GOAL: Please state how many lines in the records contain the string "name", with no words besides the number.

== INFORMATION PROVIDED ==

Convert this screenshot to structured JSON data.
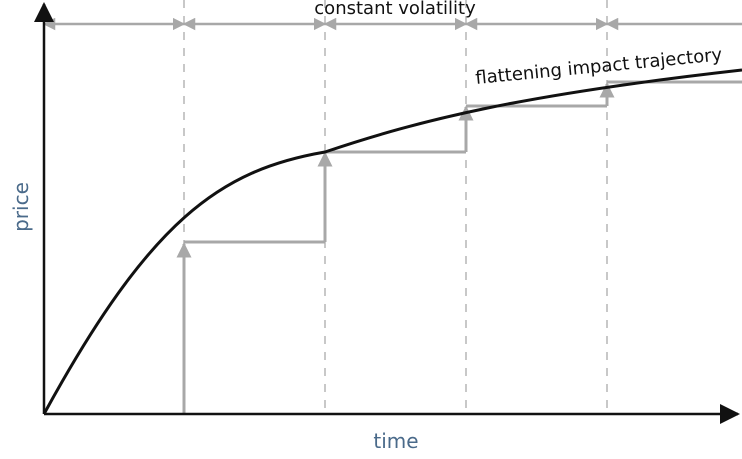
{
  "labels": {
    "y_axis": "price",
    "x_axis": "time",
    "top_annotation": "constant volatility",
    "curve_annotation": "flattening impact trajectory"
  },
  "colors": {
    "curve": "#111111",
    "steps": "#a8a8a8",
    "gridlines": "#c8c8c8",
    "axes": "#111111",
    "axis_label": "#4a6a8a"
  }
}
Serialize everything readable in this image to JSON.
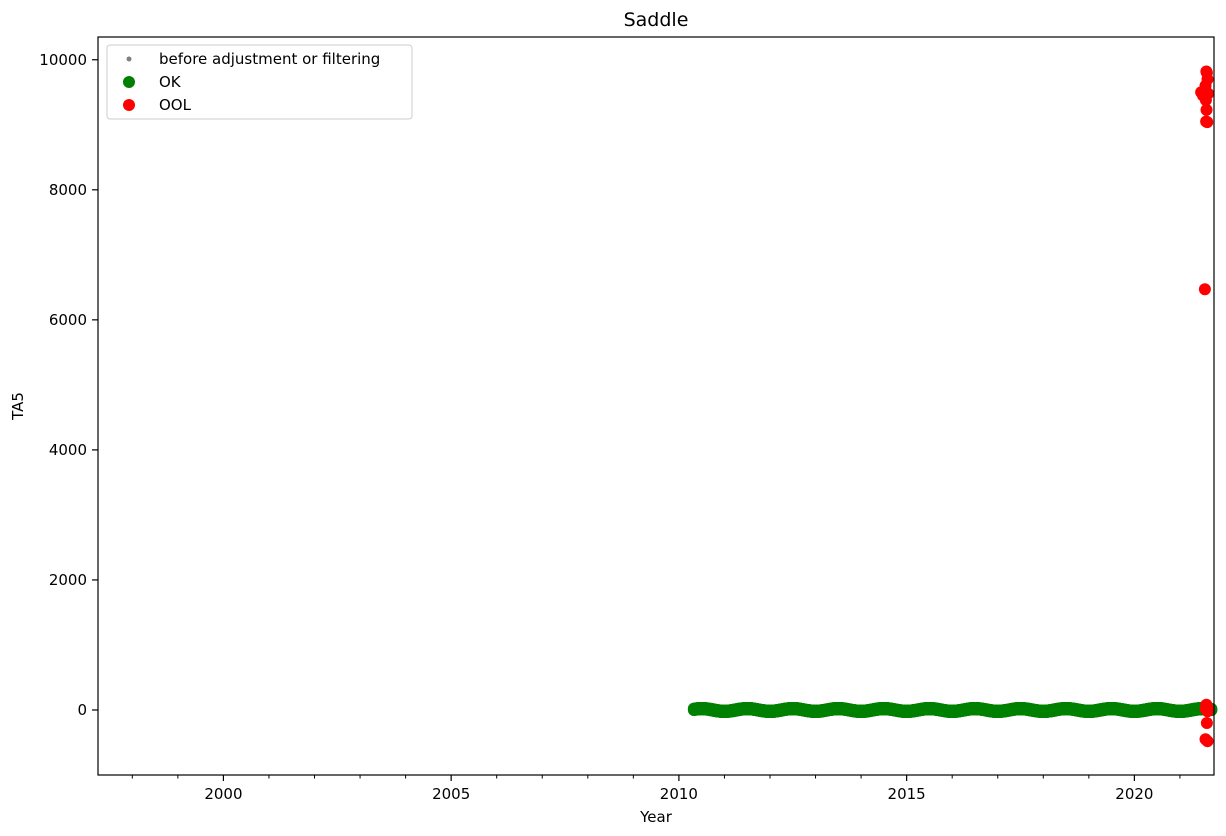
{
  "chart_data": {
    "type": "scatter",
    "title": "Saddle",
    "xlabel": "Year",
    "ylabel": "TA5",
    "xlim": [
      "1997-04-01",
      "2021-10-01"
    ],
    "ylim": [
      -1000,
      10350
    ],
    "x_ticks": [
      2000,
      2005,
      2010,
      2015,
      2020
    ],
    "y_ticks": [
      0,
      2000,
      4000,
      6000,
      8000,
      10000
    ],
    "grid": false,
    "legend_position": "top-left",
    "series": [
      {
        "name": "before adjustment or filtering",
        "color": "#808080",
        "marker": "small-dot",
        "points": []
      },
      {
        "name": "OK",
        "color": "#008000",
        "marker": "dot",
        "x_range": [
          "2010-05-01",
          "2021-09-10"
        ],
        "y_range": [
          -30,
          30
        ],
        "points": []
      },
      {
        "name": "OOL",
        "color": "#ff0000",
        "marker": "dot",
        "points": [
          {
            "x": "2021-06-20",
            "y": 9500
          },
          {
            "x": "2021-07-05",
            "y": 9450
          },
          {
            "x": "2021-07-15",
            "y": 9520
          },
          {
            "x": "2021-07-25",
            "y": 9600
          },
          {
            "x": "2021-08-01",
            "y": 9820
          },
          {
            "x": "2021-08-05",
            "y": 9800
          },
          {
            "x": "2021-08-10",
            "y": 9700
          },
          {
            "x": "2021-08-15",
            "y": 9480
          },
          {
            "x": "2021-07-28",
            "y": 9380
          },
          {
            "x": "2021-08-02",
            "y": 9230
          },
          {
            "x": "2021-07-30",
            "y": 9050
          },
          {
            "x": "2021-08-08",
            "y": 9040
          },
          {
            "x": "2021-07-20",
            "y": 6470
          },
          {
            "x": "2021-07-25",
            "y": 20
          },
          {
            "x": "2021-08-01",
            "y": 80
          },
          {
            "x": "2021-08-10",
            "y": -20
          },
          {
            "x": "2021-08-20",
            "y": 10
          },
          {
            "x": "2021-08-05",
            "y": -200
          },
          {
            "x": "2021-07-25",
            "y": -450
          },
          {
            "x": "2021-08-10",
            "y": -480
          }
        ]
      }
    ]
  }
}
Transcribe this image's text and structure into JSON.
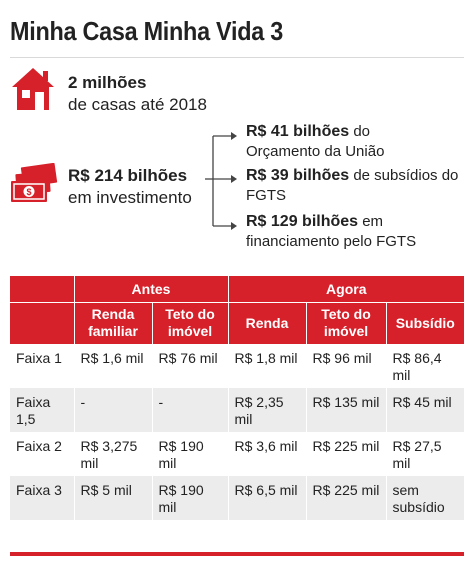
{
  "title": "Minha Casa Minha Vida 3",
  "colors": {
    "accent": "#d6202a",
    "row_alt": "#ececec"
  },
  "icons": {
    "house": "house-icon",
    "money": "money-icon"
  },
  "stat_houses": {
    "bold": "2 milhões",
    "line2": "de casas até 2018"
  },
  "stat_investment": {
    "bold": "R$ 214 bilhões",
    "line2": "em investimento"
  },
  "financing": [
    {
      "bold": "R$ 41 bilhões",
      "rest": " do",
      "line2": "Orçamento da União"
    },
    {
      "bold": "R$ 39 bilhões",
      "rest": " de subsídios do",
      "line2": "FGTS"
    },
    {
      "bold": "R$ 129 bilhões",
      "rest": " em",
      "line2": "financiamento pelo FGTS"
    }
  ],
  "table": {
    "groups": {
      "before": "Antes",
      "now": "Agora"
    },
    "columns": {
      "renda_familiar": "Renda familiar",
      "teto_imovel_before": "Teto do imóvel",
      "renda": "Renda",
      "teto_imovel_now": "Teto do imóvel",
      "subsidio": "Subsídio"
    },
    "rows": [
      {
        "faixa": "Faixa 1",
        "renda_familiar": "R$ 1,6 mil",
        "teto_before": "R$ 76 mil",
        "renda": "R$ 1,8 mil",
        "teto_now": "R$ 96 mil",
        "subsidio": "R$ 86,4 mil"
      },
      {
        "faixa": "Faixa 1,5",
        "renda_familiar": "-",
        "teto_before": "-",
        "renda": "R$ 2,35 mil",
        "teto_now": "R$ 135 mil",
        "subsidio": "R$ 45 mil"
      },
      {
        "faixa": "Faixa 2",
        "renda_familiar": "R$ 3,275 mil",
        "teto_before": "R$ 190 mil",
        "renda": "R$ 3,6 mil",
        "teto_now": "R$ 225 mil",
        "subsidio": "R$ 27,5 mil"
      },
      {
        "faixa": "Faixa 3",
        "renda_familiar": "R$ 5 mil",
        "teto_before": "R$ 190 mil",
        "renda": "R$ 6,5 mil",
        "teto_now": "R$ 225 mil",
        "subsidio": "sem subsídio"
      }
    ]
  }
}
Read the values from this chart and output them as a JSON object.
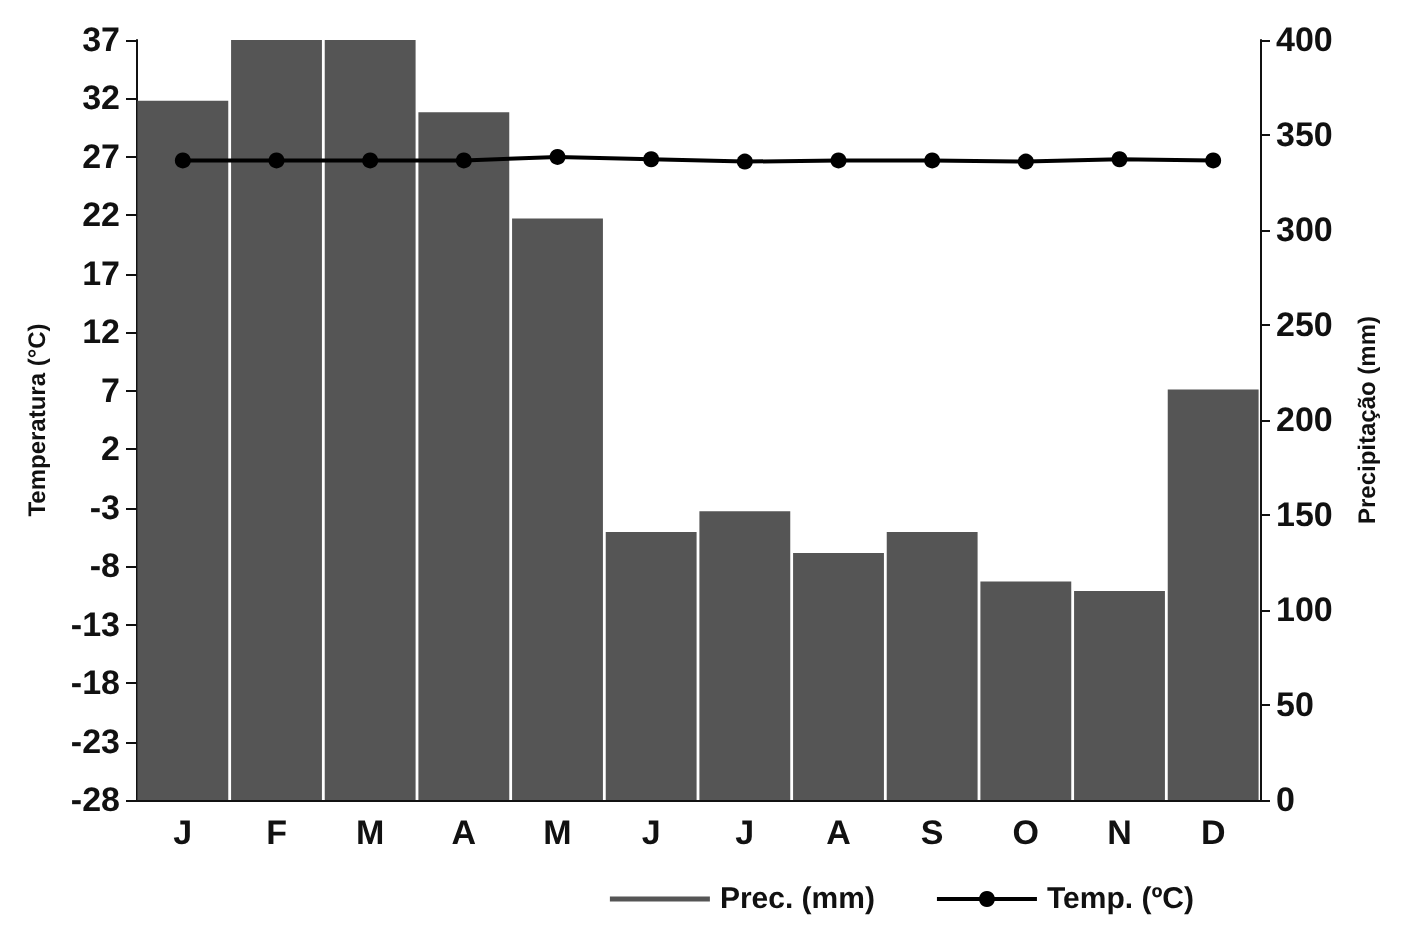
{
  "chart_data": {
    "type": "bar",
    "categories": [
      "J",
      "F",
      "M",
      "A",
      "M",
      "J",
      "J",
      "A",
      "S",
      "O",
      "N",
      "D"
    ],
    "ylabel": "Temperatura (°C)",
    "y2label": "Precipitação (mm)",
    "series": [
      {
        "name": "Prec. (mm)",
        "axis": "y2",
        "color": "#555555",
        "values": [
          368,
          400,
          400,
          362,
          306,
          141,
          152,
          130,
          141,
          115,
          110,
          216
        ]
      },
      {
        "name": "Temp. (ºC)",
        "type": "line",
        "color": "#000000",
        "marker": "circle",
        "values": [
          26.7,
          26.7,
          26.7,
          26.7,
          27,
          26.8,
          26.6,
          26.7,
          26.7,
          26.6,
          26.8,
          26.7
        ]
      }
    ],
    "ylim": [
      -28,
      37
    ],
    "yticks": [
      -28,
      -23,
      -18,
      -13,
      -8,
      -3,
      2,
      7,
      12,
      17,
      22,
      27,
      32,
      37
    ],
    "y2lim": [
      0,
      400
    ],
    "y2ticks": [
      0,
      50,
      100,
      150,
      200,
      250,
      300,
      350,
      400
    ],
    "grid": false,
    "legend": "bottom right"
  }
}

===

REPLY TO THE EXERCISE: 5